EXERCISE BRIEF – Locate and copy all lines bearing the word "cloud".

* start STORED DATA *

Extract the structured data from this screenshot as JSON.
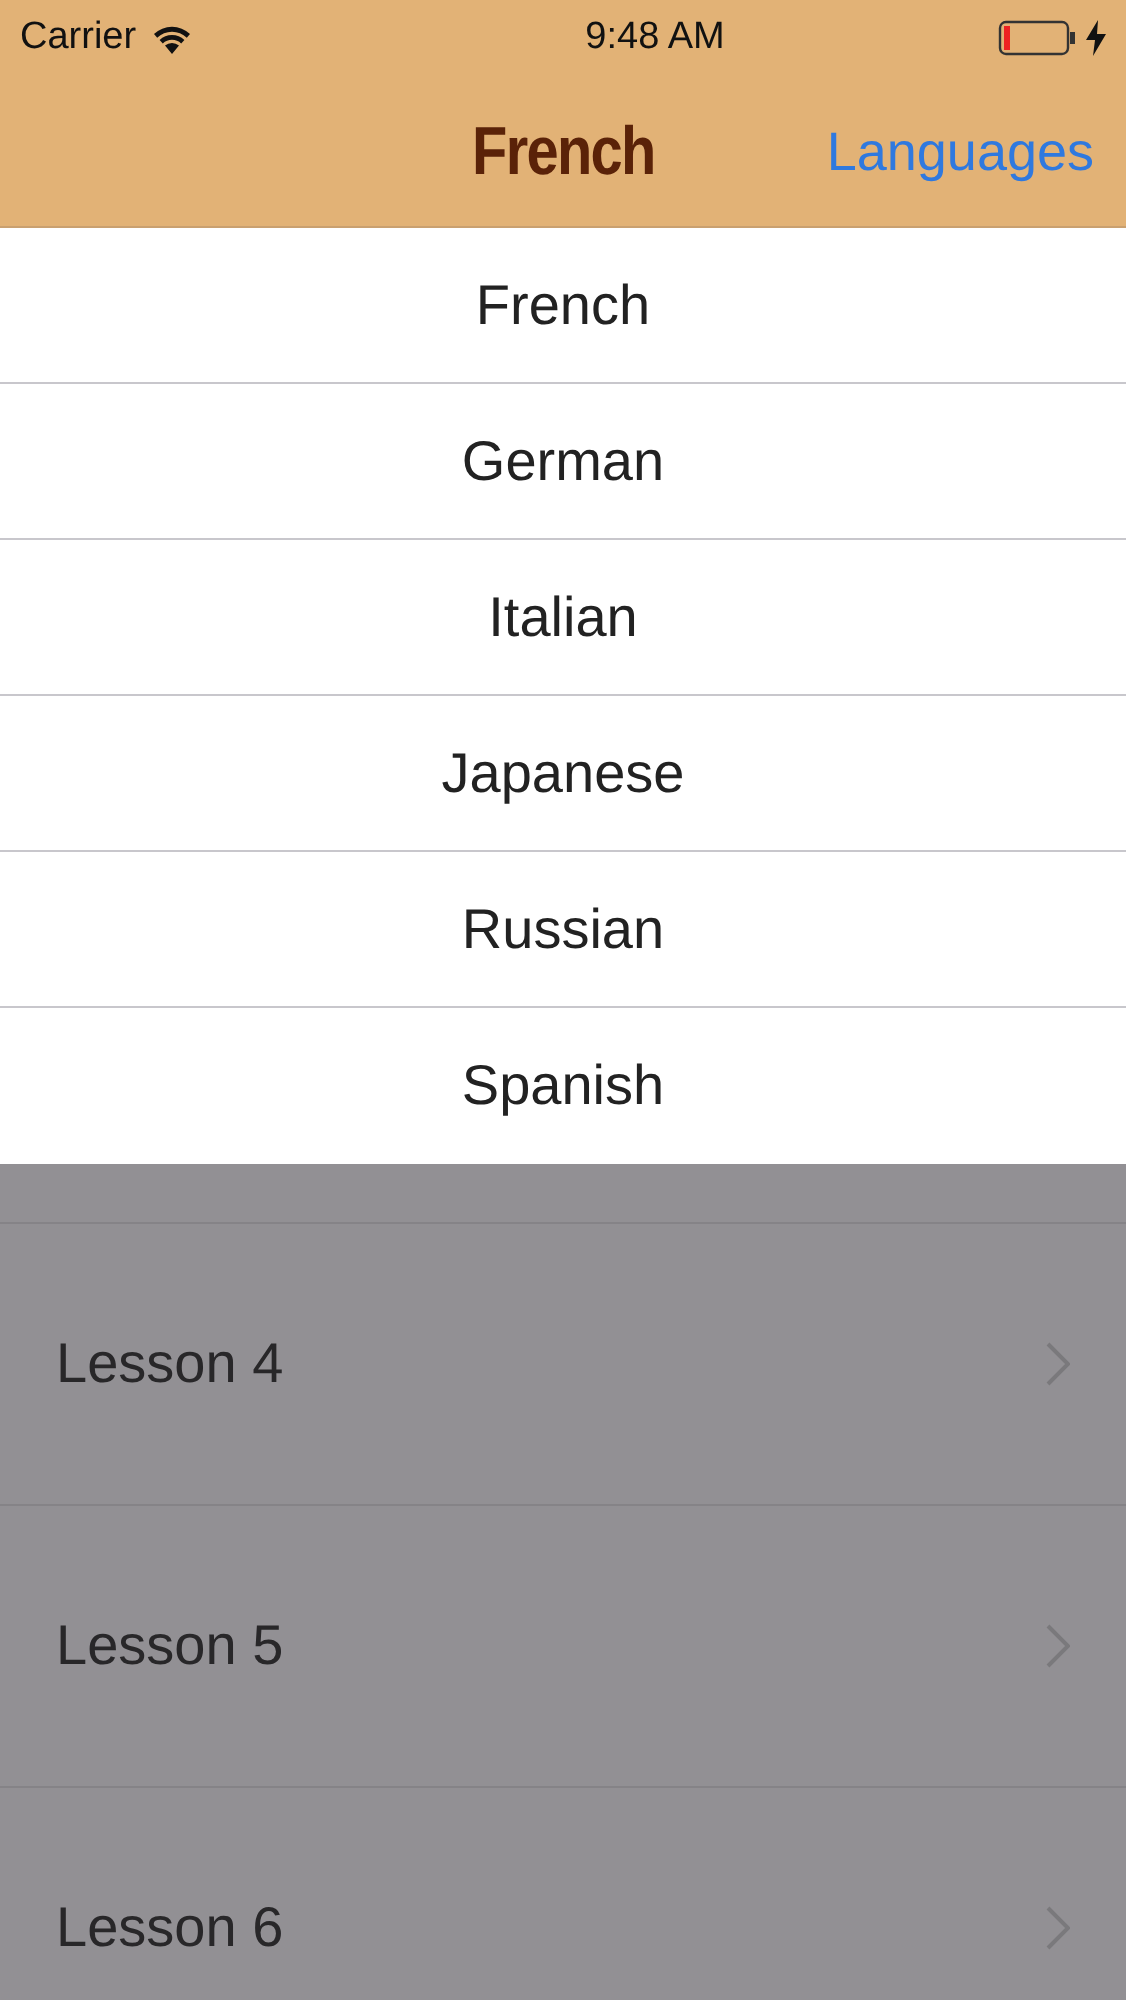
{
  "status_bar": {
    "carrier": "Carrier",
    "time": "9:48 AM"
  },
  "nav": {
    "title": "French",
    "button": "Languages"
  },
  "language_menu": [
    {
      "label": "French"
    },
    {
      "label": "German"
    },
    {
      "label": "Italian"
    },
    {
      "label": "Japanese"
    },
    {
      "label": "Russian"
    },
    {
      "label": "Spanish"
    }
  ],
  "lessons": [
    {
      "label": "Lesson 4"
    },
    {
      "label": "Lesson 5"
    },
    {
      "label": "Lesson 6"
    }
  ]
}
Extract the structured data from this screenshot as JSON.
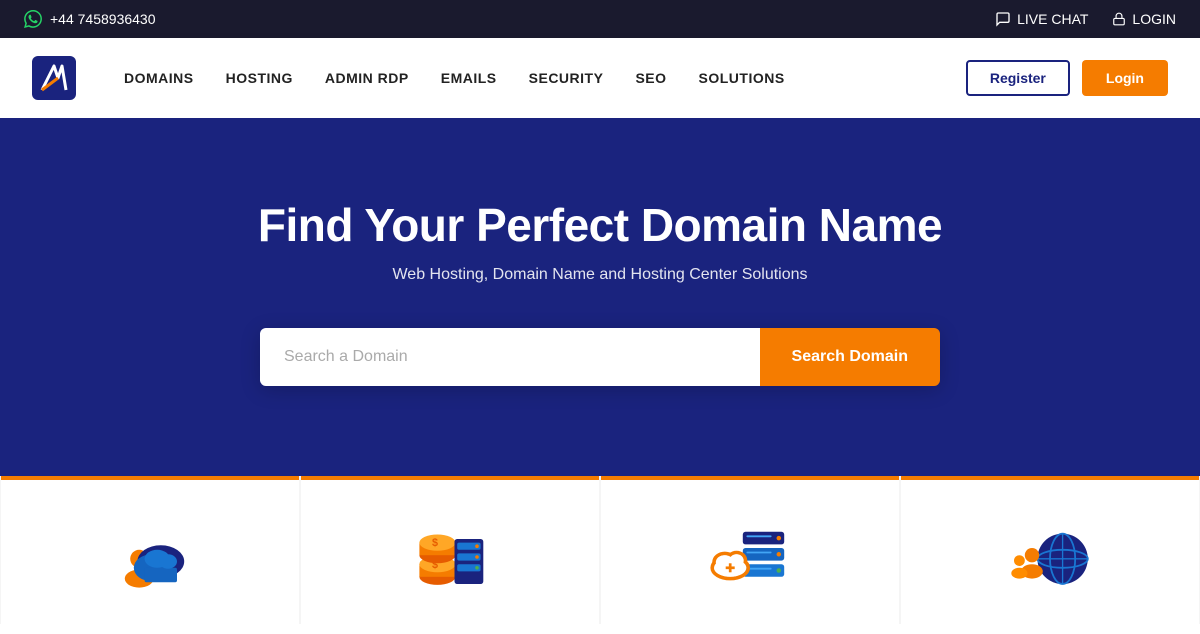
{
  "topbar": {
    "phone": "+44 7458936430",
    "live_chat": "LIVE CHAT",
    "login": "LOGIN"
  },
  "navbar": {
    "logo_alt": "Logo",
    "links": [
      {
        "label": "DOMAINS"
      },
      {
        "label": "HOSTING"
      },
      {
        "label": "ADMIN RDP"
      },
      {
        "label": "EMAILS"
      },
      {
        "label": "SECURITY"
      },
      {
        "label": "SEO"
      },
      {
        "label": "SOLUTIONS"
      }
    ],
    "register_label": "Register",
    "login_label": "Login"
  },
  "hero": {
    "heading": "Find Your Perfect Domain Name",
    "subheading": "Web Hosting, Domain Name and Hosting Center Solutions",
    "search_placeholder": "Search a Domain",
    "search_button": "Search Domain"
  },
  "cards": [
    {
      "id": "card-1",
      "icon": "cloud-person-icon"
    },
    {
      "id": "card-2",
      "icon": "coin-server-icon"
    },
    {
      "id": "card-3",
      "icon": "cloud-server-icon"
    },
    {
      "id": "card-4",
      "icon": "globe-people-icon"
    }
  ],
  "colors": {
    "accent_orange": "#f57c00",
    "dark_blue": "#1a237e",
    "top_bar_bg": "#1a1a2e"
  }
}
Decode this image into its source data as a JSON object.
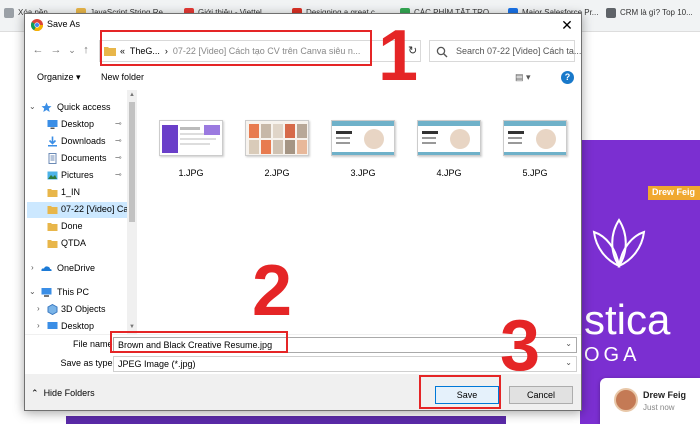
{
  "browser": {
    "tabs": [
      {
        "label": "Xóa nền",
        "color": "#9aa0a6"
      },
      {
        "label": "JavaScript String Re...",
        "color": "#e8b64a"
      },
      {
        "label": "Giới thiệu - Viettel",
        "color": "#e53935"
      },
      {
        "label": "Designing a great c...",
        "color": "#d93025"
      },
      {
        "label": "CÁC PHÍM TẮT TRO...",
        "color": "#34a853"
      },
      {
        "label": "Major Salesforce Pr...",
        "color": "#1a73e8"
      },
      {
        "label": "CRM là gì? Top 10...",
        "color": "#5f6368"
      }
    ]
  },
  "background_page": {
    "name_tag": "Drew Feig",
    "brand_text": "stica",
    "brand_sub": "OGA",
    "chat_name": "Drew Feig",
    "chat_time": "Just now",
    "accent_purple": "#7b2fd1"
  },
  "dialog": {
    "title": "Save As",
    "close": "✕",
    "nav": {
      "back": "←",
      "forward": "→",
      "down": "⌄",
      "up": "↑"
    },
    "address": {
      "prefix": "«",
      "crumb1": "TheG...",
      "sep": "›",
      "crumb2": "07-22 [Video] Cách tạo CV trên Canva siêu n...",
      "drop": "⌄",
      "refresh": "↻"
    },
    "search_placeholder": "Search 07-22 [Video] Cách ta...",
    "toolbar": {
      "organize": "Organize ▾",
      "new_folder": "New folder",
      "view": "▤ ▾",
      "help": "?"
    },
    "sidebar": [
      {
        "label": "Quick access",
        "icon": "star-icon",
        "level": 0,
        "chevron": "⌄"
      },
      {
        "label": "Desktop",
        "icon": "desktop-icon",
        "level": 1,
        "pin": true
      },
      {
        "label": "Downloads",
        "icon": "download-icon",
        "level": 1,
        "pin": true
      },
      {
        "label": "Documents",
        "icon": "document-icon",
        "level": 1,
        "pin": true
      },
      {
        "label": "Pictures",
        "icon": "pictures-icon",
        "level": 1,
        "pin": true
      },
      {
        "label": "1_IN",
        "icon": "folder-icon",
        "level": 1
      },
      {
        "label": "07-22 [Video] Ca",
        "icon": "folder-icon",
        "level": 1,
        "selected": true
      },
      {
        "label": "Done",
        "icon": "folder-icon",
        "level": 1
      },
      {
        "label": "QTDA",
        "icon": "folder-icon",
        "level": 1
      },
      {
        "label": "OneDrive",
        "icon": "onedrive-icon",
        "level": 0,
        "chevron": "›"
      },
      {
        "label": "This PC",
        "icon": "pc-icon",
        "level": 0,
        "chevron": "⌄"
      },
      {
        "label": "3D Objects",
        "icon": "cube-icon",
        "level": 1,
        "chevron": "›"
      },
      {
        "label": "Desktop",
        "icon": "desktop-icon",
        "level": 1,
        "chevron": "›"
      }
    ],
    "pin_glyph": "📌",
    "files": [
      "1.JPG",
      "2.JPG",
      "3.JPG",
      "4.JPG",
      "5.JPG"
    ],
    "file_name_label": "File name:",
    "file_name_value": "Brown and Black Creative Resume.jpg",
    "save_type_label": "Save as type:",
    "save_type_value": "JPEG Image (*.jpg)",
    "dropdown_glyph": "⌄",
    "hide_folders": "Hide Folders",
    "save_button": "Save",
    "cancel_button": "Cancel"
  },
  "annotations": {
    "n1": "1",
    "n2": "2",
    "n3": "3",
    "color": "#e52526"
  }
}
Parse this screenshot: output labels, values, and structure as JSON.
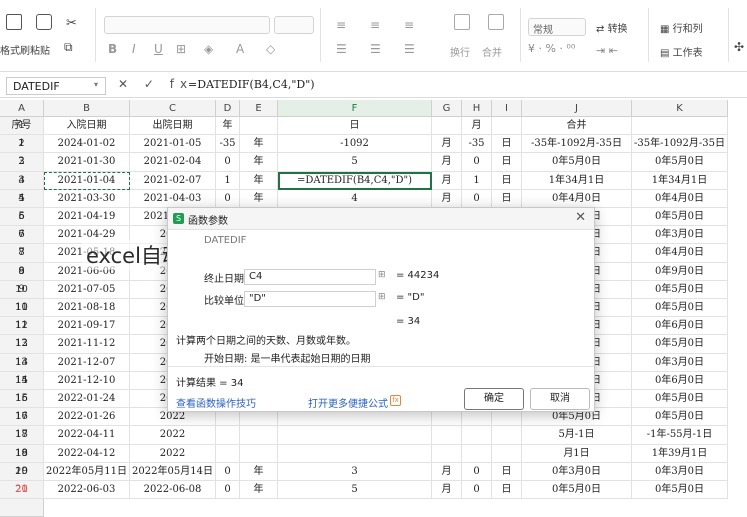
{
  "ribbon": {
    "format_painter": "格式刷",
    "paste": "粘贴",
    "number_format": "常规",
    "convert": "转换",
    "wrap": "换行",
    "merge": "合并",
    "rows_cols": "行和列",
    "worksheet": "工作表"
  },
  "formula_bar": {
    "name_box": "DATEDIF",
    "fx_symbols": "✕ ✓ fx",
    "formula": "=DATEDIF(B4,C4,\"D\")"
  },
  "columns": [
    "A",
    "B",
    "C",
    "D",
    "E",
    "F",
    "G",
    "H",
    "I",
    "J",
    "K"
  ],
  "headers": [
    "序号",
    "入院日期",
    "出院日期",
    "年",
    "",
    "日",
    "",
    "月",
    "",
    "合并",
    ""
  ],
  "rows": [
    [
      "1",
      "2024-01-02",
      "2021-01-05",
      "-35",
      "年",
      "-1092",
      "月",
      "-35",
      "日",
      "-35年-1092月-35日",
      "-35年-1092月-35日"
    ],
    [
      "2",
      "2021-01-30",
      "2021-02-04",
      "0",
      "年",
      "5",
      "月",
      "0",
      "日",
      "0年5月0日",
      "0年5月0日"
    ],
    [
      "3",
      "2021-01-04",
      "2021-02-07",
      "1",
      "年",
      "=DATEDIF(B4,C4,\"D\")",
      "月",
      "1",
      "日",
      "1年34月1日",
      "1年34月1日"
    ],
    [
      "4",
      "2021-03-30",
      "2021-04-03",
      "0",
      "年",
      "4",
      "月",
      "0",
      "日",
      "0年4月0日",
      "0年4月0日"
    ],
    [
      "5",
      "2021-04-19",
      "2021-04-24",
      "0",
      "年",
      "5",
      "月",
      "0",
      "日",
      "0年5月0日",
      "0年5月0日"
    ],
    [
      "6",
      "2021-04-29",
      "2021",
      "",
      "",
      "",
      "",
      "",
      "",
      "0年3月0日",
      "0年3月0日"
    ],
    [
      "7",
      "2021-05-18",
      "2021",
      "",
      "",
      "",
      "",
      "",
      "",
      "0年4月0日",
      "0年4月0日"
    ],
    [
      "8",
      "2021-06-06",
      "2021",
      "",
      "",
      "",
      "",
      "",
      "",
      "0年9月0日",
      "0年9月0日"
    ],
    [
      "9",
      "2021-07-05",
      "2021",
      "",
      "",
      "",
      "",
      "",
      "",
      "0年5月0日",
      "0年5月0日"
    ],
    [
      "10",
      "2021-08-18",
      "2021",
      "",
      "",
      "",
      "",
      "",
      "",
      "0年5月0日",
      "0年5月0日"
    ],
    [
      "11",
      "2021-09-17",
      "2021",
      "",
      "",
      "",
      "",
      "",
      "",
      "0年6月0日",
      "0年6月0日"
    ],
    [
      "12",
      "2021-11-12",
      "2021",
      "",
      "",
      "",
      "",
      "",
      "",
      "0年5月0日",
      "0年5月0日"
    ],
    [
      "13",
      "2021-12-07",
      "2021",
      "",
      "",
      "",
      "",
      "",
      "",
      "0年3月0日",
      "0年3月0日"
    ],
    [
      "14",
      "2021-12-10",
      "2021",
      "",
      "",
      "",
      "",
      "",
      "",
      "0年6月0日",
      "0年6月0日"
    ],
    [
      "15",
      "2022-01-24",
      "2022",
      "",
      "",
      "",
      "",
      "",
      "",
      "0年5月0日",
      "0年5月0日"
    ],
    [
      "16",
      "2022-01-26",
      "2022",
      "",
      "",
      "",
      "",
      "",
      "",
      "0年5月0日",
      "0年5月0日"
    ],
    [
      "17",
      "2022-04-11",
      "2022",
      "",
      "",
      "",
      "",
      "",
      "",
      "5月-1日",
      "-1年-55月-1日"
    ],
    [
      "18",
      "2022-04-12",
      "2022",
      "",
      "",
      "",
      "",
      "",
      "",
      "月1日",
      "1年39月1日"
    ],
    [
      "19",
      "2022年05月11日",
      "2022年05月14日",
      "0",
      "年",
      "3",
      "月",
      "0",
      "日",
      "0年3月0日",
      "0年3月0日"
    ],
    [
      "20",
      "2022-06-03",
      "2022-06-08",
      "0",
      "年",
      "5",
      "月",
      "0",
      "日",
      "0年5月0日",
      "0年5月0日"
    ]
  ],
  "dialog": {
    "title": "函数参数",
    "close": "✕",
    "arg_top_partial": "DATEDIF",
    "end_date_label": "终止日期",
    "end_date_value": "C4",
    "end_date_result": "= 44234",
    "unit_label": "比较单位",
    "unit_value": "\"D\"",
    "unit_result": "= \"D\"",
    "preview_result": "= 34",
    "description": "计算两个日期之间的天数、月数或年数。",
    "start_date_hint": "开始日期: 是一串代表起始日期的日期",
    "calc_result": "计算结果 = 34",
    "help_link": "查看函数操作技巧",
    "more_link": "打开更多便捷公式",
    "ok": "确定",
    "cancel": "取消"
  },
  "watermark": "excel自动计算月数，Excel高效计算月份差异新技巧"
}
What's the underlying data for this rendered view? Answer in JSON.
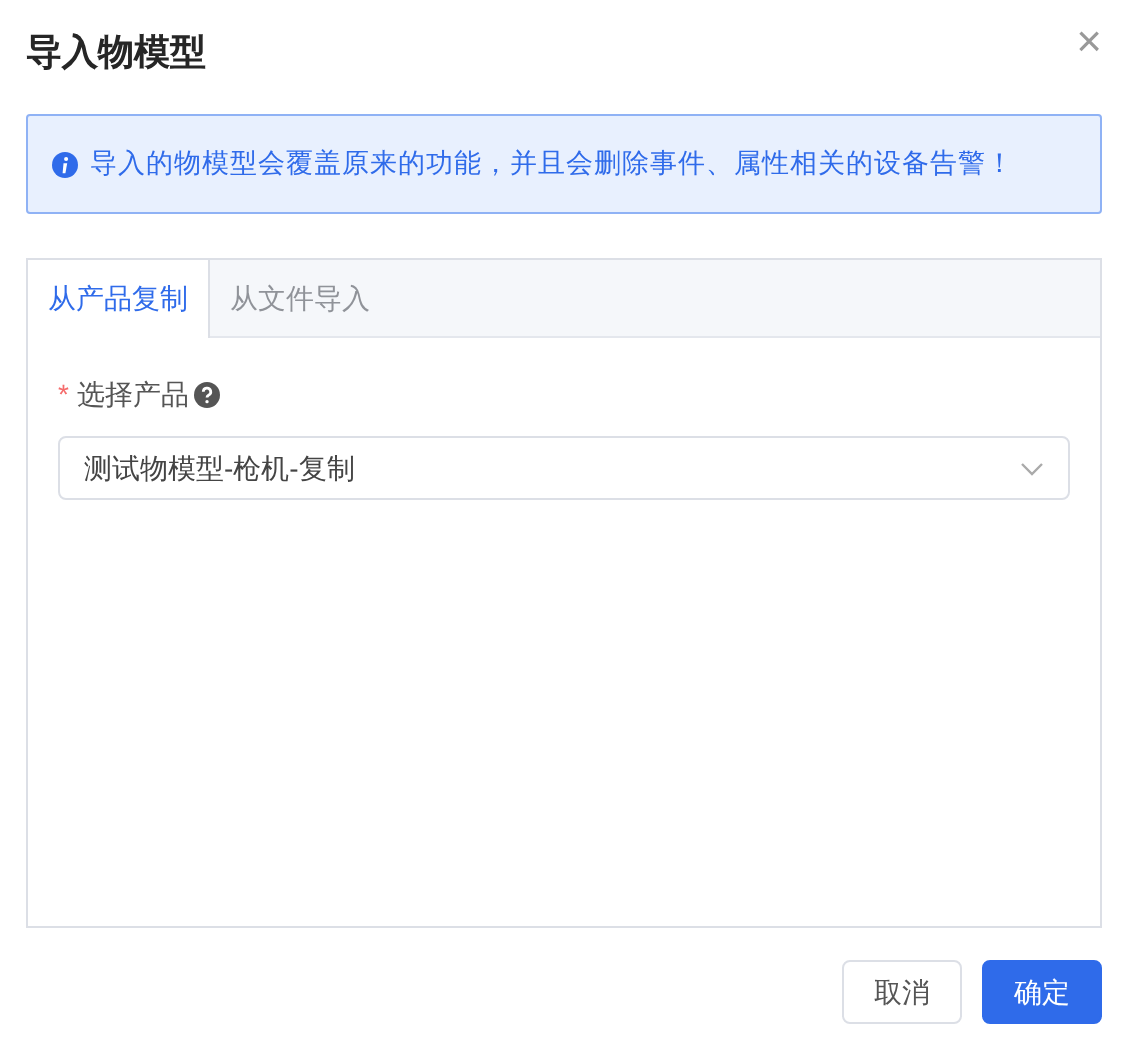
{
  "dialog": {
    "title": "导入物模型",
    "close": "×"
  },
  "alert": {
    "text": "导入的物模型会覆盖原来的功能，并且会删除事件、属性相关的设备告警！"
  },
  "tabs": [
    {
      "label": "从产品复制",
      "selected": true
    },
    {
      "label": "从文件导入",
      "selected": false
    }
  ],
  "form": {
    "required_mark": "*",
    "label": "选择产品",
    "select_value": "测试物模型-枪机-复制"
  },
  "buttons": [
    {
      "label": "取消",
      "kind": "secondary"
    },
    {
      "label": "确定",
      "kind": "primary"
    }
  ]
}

* end STORED DATA *

WRITTEN REPLY –
      "icon": "cloud-person-icon"
      "icon": "cloud-server-icon"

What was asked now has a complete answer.